## TASK INSTRUCTIONS
Using the data below, determine the number of lines that include the string "tutti". Write only that number.

(Saved entries)

══════

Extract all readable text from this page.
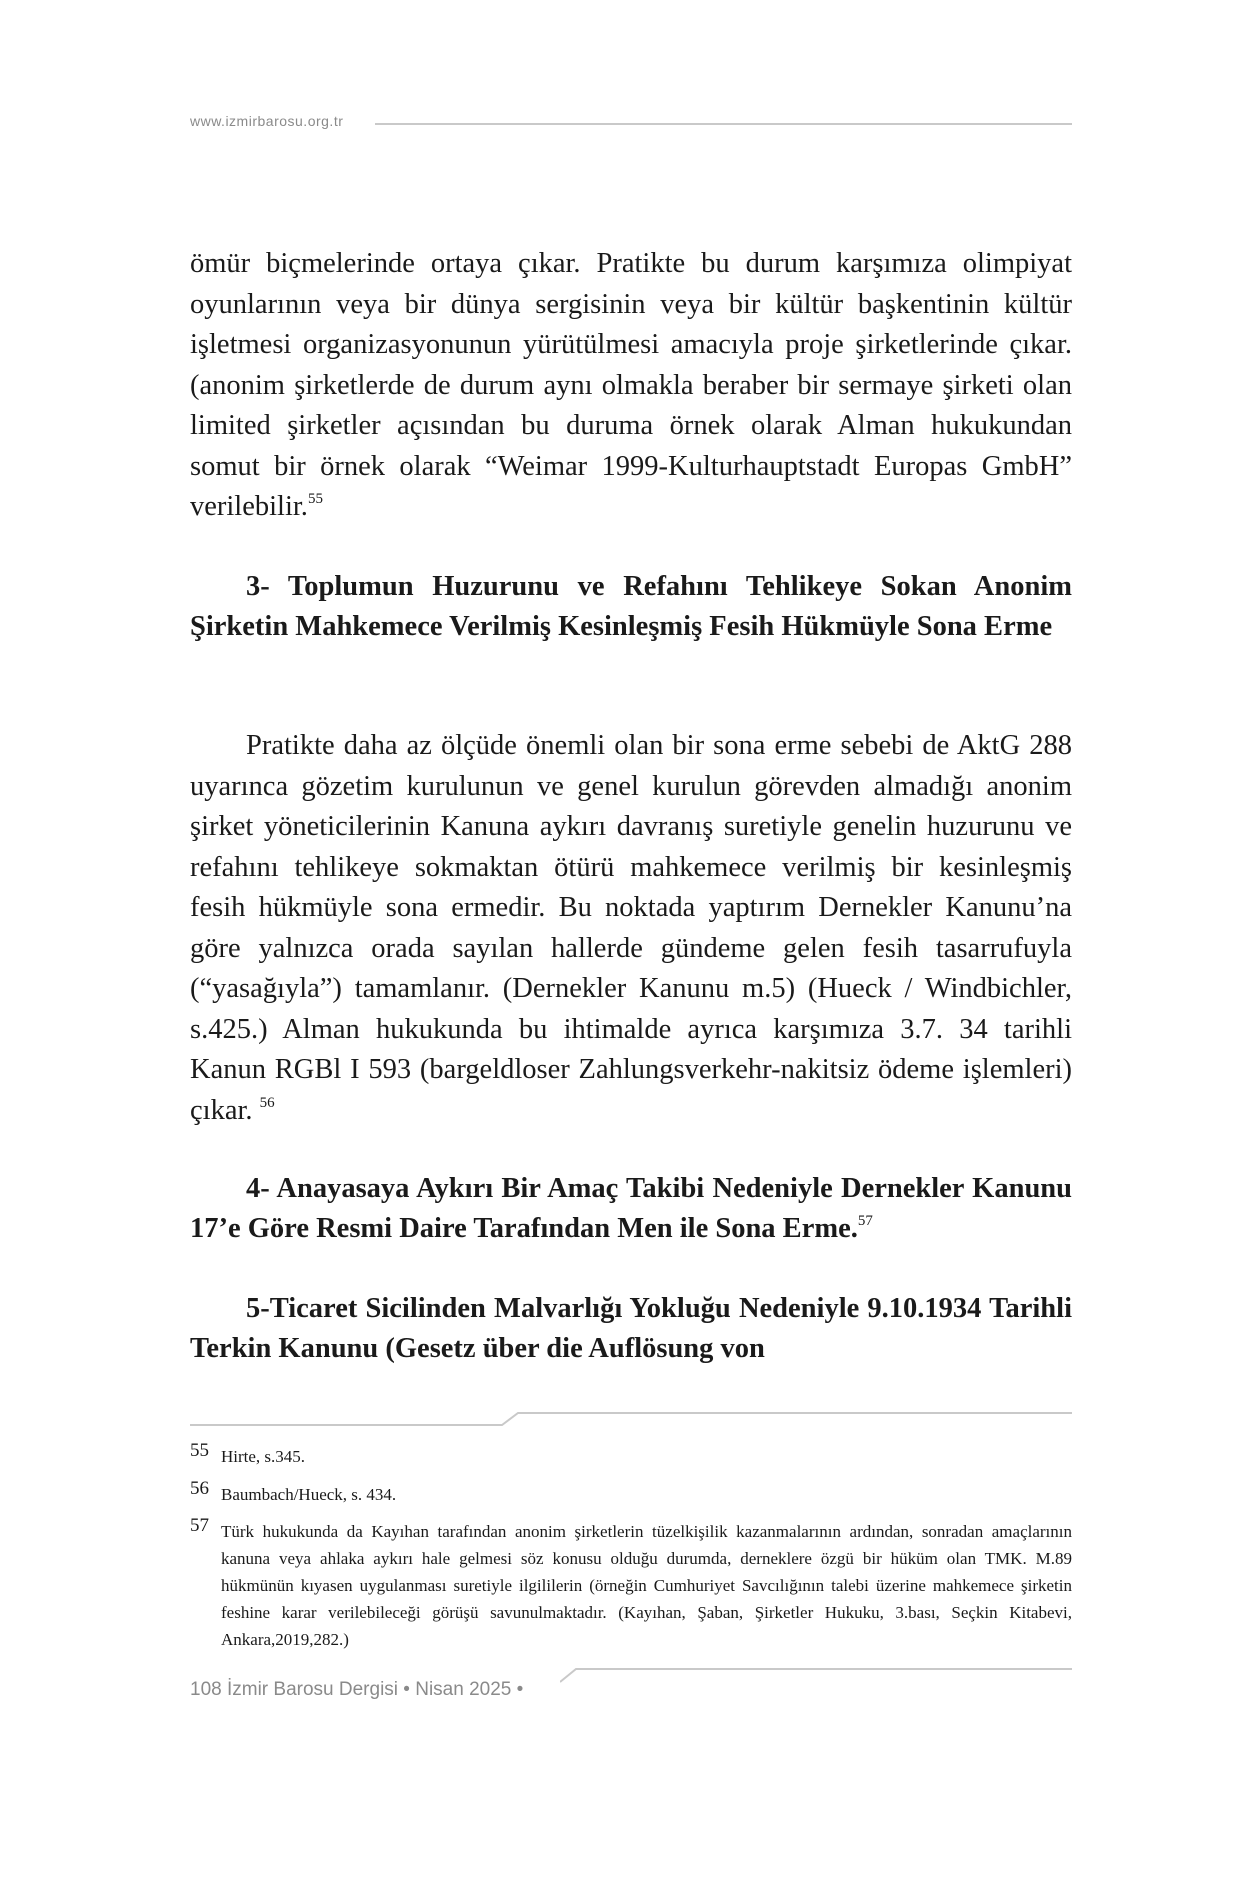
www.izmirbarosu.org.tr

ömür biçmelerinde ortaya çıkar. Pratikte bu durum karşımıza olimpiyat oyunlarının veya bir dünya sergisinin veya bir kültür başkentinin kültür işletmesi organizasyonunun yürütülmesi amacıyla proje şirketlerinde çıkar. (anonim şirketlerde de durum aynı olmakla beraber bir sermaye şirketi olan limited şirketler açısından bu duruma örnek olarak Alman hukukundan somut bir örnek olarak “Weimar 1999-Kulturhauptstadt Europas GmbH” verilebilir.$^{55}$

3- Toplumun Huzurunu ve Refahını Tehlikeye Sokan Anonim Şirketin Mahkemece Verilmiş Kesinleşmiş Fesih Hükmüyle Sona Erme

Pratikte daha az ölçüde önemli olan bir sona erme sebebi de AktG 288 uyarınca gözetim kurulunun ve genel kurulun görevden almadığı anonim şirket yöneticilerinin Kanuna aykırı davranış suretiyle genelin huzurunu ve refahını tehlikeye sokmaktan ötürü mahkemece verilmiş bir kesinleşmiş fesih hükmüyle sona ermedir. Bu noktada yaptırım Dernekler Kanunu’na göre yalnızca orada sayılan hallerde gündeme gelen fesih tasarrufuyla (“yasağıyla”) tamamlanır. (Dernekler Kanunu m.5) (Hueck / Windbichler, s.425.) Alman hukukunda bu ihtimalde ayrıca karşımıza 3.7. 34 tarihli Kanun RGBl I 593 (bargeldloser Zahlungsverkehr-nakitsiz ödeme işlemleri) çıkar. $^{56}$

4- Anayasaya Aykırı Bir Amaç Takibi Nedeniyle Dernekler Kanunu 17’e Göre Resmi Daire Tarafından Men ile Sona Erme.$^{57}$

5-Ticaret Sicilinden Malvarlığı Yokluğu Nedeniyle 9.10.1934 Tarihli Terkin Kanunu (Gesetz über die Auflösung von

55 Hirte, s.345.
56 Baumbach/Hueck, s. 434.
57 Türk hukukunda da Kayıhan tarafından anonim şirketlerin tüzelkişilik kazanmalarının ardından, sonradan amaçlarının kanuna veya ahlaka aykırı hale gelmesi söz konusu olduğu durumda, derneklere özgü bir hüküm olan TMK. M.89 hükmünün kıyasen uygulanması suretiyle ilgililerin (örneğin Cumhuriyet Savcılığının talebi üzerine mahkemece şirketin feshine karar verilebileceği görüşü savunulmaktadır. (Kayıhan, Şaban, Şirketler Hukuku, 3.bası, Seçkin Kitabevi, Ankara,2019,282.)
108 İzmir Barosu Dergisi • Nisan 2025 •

══════

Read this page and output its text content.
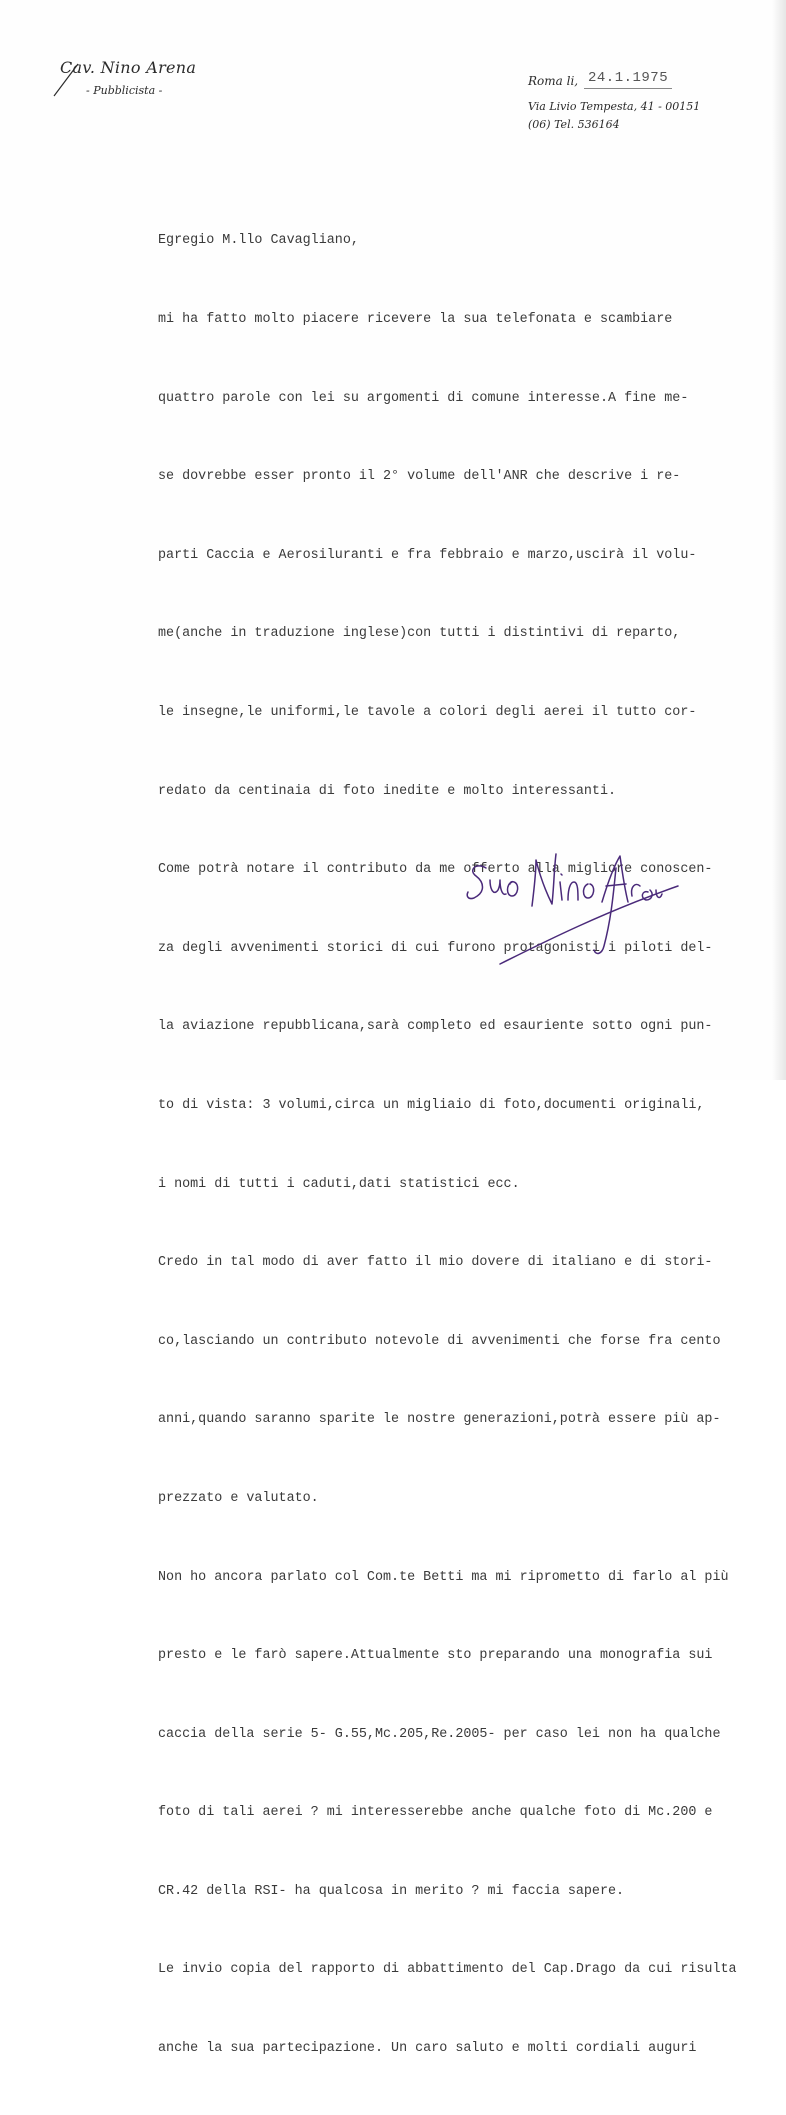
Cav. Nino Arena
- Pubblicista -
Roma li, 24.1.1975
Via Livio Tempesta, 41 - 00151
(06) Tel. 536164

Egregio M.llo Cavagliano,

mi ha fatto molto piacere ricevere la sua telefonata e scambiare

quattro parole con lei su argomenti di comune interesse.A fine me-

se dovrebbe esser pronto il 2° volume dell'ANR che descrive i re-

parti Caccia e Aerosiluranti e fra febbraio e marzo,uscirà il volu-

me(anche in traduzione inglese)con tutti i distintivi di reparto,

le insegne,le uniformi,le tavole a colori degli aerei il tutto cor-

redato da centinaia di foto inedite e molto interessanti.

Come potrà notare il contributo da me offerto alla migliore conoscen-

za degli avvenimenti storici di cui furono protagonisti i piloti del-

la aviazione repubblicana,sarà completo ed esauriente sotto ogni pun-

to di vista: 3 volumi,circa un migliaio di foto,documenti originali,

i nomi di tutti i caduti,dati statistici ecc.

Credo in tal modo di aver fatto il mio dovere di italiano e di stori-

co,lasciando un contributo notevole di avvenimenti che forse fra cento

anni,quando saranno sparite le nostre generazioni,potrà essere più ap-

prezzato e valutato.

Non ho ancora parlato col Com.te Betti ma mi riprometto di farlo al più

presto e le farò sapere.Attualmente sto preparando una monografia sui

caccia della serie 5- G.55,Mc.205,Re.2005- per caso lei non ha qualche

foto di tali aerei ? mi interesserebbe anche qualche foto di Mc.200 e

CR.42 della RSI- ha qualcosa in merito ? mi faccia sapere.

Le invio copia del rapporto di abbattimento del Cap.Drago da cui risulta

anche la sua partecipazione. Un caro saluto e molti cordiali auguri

══════

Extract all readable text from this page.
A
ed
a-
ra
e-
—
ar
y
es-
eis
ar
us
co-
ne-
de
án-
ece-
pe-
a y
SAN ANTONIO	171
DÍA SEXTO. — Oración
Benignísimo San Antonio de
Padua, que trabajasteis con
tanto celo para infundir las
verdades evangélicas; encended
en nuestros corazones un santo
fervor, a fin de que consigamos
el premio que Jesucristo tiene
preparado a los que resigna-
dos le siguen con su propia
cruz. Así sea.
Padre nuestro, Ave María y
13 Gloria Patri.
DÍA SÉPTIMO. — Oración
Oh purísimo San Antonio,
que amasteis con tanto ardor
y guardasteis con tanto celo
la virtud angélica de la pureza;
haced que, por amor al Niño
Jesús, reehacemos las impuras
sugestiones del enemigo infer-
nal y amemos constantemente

══════

## RESPONSE TO THIS EXERCISE
2